* begin *

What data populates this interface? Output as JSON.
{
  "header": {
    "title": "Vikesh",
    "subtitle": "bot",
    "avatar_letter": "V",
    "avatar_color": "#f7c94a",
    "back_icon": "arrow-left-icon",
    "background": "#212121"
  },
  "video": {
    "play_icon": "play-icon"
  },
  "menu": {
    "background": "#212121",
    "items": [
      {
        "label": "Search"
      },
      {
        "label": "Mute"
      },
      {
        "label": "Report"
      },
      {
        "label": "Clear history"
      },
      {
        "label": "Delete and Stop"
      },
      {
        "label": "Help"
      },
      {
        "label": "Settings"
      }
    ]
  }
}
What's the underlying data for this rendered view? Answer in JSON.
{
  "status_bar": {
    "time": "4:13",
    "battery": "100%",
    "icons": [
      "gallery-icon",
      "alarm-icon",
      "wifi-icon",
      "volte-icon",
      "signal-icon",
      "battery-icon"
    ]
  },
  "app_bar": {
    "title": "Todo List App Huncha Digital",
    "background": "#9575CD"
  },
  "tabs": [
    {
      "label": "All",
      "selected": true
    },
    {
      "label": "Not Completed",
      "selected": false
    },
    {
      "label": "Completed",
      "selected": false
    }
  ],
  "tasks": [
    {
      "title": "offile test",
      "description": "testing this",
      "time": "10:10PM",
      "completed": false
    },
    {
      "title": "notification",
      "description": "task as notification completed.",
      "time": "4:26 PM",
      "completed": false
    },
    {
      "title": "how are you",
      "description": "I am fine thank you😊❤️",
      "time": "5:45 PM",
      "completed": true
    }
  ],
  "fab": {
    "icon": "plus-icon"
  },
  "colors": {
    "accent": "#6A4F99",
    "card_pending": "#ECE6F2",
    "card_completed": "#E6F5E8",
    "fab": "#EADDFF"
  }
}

* end *

Instruction:
Repeat each record exactly, leaving nothing out.

Written reply:
What data populates this interface? Output as JSON.
{
  "header": {
    "title": "Vikesh",
    "subtitle": "bot",
    "avatar_letter": "V",
    "avatar_color": "#f7c94a",
    "back_icon": "arrow-left-icon",
    "background": "#212121"
  },
  "video": {
    "play_icon": "play-icon"
  },
  "menu": {
    "background": "#212121",
    "items": [
      {
        "label": "Search"
      },
      {
        "label": "Mute"
      },
      {
        "label": "Report"
      },
      {
        "label": "Clear history"
      },
      {
        "label": "Delete and Stop"
      },
      {
        "label": "Help"
      },
      {
        "label": "Settings"
      }
    ]
  }
}
What's the underlying data for this rendered view? Answer in JSON.
{
  "status_bar": {
    "time": "4:13",
    "battery": "100%",
    "icons": [
      "gallery-icon",
      "alarm-icon",
      "wifi-icon",
      "volte-icon",
      "signal-icon",
      "battery-icon"
    ]
  },
  "app_bar": {
    "title": "Todo List App Huncha Digital",
    "background": "#9575CD"
  },
  "tabs": [
    {
      "label": "All",
      "selected": true
    },
    {
      "label": "Not Completed",
      "selected": false
    },
    {
      "label": "Completed",
      "selected": false
    }
  ],
  "tasks": [
    {
      "title": "offile test",
      "description": "testing this",
      "time": "10:10PM",
      "completed": false
    },
    {
      "title": "notification",
      "description": "task as notification completed.",
      "time": "4:26 PM",
      "completed": false
    },
    {
      "title": "how are you",
      "description": "I am fine thank you😊❤️",
      "time": "5:45 PM",
      "completed": true
    }
  ],
  "fab": {
    "icon": "plus-icon"
  },
  "colors": {
    "accent": "#6A4F99",
    "card_pending": "#ECE6F2",
    "card_completed": "#E6F5E8",
    "fab": "#EADDFF"
  }
}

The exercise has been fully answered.